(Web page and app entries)
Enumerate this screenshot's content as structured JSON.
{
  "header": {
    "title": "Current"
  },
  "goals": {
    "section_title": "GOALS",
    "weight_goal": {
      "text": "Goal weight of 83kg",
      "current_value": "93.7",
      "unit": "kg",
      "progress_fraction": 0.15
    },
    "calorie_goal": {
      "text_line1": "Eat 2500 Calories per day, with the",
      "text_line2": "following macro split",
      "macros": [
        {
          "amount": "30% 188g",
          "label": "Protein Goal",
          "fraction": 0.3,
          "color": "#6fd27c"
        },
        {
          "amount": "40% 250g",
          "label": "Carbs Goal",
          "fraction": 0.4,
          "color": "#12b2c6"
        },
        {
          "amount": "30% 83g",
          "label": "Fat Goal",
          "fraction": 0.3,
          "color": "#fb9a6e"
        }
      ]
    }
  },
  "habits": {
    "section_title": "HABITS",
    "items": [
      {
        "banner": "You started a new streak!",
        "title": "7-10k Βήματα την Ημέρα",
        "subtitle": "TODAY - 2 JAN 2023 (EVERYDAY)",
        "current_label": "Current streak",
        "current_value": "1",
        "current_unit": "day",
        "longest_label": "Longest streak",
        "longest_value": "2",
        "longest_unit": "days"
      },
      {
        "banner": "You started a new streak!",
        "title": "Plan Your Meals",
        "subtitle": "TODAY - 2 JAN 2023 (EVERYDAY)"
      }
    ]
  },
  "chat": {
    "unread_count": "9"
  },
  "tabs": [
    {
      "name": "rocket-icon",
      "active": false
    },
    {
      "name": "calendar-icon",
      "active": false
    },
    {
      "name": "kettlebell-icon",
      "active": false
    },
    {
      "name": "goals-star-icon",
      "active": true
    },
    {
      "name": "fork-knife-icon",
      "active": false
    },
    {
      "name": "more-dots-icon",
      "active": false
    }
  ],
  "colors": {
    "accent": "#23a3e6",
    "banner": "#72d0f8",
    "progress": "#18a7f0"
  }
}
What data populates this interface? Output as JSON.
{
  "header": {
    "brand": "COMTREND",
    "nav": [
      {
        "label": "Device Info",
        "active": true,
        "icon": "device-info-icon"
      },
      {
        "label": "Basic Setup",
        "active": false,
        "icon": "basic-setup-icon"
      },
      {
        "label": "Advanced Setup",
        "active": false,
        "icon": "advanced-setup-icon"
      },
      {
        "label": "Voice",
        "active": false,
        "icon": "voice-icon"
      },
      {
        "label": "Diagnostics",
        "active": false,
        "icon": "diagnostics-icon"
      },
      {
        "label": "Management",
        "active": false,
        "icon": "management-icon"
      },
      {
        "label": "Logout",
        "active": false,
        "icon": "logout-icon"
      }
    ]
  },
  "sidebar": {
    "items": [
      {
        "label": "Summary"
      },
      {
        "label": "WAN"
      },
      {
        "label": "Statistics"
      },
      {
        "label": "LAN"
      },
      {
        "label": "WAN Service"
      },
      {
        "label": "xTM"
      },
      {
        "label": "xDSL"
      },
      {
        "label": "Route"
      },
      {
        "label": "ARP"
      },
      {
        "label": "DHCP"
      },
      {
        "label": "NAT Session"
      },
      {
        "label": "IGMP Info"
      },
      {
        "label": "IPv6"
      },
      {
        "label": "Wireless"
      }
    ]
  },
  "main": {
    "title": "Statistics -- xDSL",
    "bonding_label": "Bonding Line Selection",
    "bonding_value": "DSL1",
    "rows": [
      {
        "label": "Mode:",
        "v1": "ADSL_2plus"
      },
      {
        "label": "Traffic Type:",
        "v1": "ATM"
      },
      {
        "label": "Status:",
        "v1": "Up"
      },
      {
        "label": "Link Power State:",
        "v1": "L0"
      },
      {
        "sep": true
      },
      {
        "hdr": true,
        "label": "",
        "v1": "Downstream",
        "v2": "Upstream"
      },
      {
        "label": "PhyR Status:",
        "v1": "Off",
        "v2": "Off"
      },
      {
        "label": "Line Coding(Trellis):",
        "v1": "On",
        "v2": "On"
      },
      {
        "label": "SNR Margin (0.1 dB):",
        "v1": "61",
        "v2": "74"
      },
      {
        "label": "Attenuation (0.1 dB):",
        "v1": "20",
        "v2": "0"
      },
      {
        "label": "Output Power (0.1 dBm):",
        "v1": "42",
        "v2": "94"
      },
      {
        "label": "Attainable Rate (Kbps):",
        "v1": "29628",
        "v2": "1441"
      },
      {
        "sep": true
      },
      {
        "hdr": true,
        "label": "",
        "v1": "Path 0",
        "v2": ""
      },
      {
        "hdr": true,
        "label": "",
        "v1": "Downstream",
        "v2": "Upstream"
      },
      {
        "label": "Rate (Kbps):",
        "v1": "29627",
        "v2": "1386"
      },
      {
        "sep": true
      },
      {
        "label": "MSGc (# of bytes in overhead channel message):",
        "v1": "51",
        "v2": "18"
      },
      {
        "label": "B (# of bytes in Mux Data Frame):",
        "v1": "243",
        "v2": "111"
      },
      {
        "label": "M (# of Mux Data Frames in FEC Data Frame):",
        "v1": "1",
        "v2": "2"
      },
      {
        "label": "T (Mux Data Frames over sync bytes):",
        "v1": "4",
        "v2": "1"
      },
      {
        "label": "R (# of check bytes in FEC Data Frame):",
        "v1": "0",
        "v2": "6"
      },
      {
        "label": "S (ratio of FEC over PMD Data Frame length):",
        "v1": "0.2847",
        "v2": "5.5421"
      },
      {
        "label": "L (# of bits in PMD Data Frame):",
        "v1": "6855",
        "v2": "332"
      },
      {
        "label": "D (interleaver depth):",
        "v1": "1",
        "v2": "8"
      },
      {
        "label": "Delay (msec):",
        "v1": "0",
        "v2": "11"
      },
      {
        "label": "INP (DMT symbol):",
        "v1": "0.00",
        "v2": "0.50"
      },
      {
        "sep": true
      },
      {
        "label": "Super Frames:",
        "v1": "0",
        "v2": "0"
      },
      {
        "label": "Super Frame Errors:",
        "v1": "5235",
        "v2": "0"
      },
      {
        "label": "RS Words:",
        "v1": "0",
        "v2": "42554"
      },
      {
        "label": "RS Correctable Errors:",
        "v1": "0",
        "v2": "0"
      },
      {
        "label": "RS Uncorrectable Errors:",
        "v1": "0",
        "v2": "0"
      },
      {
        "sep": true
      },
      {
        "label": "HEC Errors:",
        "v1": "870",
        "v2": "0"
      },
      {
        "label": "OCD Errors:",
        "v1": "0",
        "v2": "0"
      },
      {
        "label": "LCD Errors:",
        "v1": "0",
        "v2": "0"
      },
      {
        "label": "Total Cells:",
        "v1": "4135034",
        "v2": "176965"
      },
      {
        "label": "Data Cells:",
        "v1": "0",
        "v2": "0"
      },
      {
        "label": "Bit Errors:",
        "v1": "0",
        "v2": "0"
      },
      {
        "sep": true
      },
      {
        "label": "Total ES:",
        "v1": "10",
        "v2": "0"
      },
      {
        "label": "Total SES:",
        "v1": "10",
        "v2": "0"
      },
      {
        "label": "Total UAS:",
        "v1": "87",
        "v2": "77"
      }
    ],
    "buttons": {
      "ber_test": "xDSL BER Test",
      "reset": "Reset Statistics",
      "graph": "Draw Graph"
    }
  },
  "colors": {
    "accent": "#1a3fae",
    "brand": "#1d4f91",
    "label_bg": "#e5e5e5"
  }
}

### Problem
On how many lines above does the word "amount" appear? Only the number should be given.

### Written response
3